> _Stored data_
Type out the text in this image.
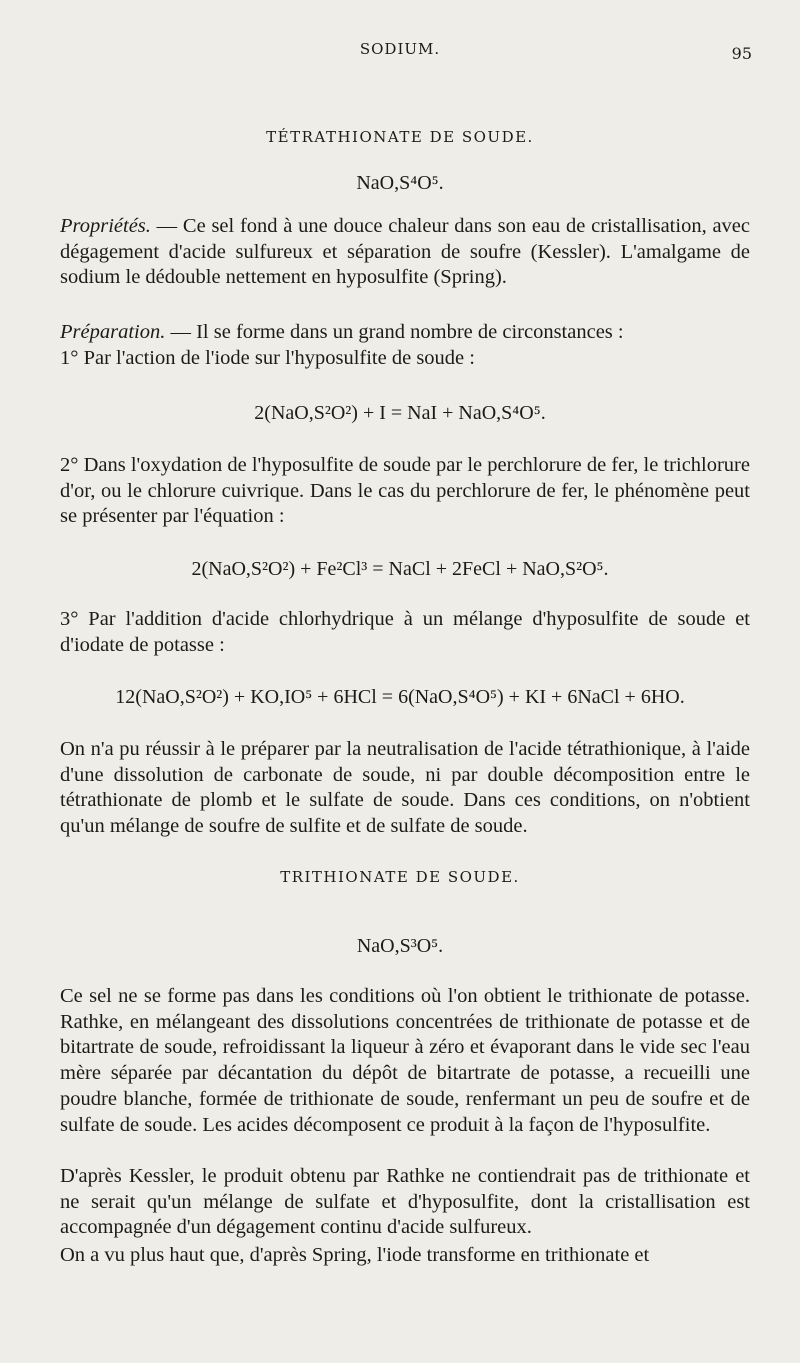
SODIUM.	95
TÉTRATHIONATE DE SOUDE.
NaO,S⁴O⁵.

Propriétés. — Ce sel fond à une douce chaleur dans son eau de cristallisation, avec dégagement d'acide sulfureux et séparation de soufre (Kessler). L'amalgame de sodium le dédouble nettement en hyposulfite (Spring).

Préparation. — Il se forme dans un grand nombre de circonstances :

1° Par l'action de l'iode sur l'hyposulfite de soude :

2(NaO,S²O²) + I = NaI + NaO,S⁴O⁵.

2° Dans l'oxydation de l'hyposulfite de soude par le perchlorure de fer, le trichlorure d'or, ou le chlorure cuivrique. Dans le cas du perchlorure de fer, le phénomène peut se présenter par l'équation :

2(NaO,S²O²) + Fe²Cl³ = NaCl + 2FeCl + NaO,S²O⁵.

3° Par l'addition d'acide chlorhydrique à un mélange d'hyposulfite de soude et d'iodate de potasse :

12(NaO,S²O²) + KO,IO⁵ + 6HCl = 6(NaO,S⁴O⁵) + KI + 6NaCl + 6HO.

On n'a pu réussir à le préparer par la neutralisation de l'acide tétrathionique, à l'aide d'une dissolution de carbonate de soude, ni par double décomposition entre le tétrathionate de plomb et le sulfate de soude. Dans ces conditions, on n'obtient qu'un mélange de soufre de sulfite et de sulfate de soude.

TRITHIONATE DE SOUDE.
NaO,S³O⁵.

Ce sel ne se forme pas dans les conditions où l'on obtient le trithionate de potasse. Rathke, en mélangeant des dissolutions concentrées de trithionate de potasse et de bitartrate de soude, refroidissant la liqueur à zéro et évaporant dans le vide sec l'eau mère séparée par décantation du dépôt de bitartrate de potasse, a recueilli une poudre blanche, formée de trithionate de soude, renfermant un peu de soufre et de sulfate de soude. Les acides décomposent ce produit à la façon de l'hyposulfite.

D'après Kessler, le produit obtenu par Rathke ne contiendrait pas de trithionate et ne serait qu'un mélange de sulfate et d'hyposulfite, dont la cristallisation est accompagnée d'un dégagement continu d'acide sulfureux.

On a vu plus haut que, d'après Spring, l'iode transforme en trithionate et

> _WHAT IS EXPECTED_
Leaving all pictures aside, quote each record exactly.

> _FINISHED TASK_
Type out the text in this image.
SODIUM.	95
TÉTRATHIONATE DE SOUDE.
NaO,S⁴O⁵.

Propriétés. — Ce sel fond à une douce chaleur dans son eau de cristallisation, avec dégagement d'acide sulfureux et séparation de soufre (Kessler). L'amalgame de sodium le dédouble nettement en hyposulfite (Spring).

Préparation. — Il se forme dans un grand nombre de circonstances :

1° Par l'action de l'iode sur l'hyposulfite de soude :

2(NaO,S²O²) + I = NaI + NaO,S⁴O⁵.

2° Dans l'oxydation de l'hyposulfite de soude par le perchlorure de fer, le trichlorure d'or, ou le chlorure cuivrique. Dans le cas du perchlorure de fer, le phénomène peut se présenter par l'équation :

2(NaO,S²O²) + Fe²Cl³ = NaCl + 2FeCl + NaO,S²O⁵.

3° Par l'addition d'acide chlorhydrique à un mélange d'hyposulfite de soude et d'iodate de potasse :

12(NaO,S²O²) + KO,IO⁵ + 6HCl = 6(NaO,S⁴O⁵) + KI + 6NaCl + 6HO.

On n'a pu réussir à le préparer par la neutralisation de l'acide tétrathionique, à l'aide d'une dissolution de carbonate de soude, ni par double décomposition entre le tétrathionate de plomb et le sulfate de soude. Dans ces conditions, on n'obtient qu'un mélange de soufre de sulfite et de sulfate de soude.

TRITHIONATE DE SOUDE.
NaO,S³O⁵.

Ce sel ne se forme pas dans les conditions où l'on obtient le trithionate de potasse. Rathke, en mélangeant des dissolutions concentrées de trithionate de potasse et de bitartrate de soude, refroidissant la liqueur à zéro et évaporant dans le vide sec l'eau mère séparée par décantation du dépôt de bitartrate de potasse, a recueilli une poudre blanche, formée de trithionate de soude, renfermant un peu de soufre et de sulfate de soude. Les acides décomposent ce produit à la façon de l'hyposulfite.

D'après Kessler, le produit obtenu par Rathke ne contiendrait pas de trithionate et ne serait qu'un mélange de sulfate et d'hyposulfite, dont la cristallisation est accompagnée d'un dégagement continu d'acide sulfureux.

On a vu plus haut que, d'après Spring, l'iode transforme en trithionate et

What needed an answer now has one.